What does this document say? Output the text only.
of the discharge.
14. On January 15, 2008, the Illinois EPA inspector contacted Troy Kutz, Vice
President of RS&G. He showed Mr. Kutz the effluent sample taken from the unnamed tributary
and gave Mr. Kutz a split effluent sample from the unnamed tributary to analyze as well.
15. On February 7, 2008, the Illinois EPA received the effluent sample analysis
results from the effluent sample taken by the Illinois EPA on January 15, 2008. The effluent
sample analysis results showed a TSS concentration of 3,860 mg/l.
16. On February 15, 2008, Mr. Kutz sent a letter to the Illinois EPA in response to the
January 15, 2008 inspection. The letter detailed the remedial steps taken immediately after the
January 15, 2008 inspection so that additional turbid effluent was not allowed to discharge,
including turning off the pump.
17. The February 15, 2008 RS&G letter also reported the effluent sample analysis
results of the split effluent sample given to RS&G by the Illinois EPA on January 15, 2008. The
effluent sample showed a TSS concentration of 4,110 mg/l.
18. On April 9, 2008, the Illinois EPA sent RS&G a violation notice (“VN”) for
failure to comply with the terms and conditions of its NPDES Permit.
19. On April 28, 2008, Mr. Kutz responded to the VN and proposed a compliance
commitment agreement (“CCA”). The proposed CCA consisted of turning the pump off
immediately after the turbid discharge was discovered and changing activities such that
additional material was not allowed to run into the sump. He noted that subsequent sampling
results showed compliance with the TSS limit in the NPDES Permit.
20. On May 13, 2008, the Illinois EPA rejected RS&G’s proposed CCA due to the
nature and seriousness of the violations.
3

_Work required_
Reproduce the material precisely, including every line.

_Task result_
What does this document say? Output the text only.
of the discharge.
14. On January 15, 2008, the Illinois EPA inspector contacted Troy Kutz, Vice
President of RS&G. He showed Mr. Kutz the effluent sample taken from the unnamed tributary
and gave Mr. Kutz a split effluent sample from the unnamed tributary to analyze as well.
15. On February 7, 2008, the Illinois EPA received the effluent sample analysis
results from the effluent sample taken by the Illinois EPA on January 15, 2008. The effluent
sample analysis results showed a TSS concentration of 3,860 mg/l.
16. On February 15, 2008, Mr. Kutz sent a letter to the Illinois EPA in response to the
January 15, 2008 inspection. The letter detailed the remedial steps taken immediately after the
January 15, 2008 inspection so that additional turbid effluent was not allowed to discharge,
including turning off the pump.
17. The February 15, 2008 RS&G letter also reported the effluent sample analysis
results of the split effluent sample given to RS&G by the Illinois EPA on January 15, 2008. The
effluent sample showed a TSS concentration of 4,110 mg/l.
18. On April 9, 2008, the Illinois EPA sent RS&G a violation notice (“VN”) for
failure to comply with the terms and conditions of its NPDES Permit.
19. On April 28, 2008, Mr. Kutz responded to the VN and proposed a compliance
commitment agreement (“CCA”). The proposed CCA consisted of turning the pump off
immediately after the turbid discharge was discovered and changing activities such that
additional material was not allowed to run into the sump. He noted that subsequent sampling
results showed compliance with the TSS limit in the NPDES Permit.
20. On May 13, 2008, the Illinois EPA rejected RS&G’s proposed CCA due to the
nature and seriousness of the violations.
3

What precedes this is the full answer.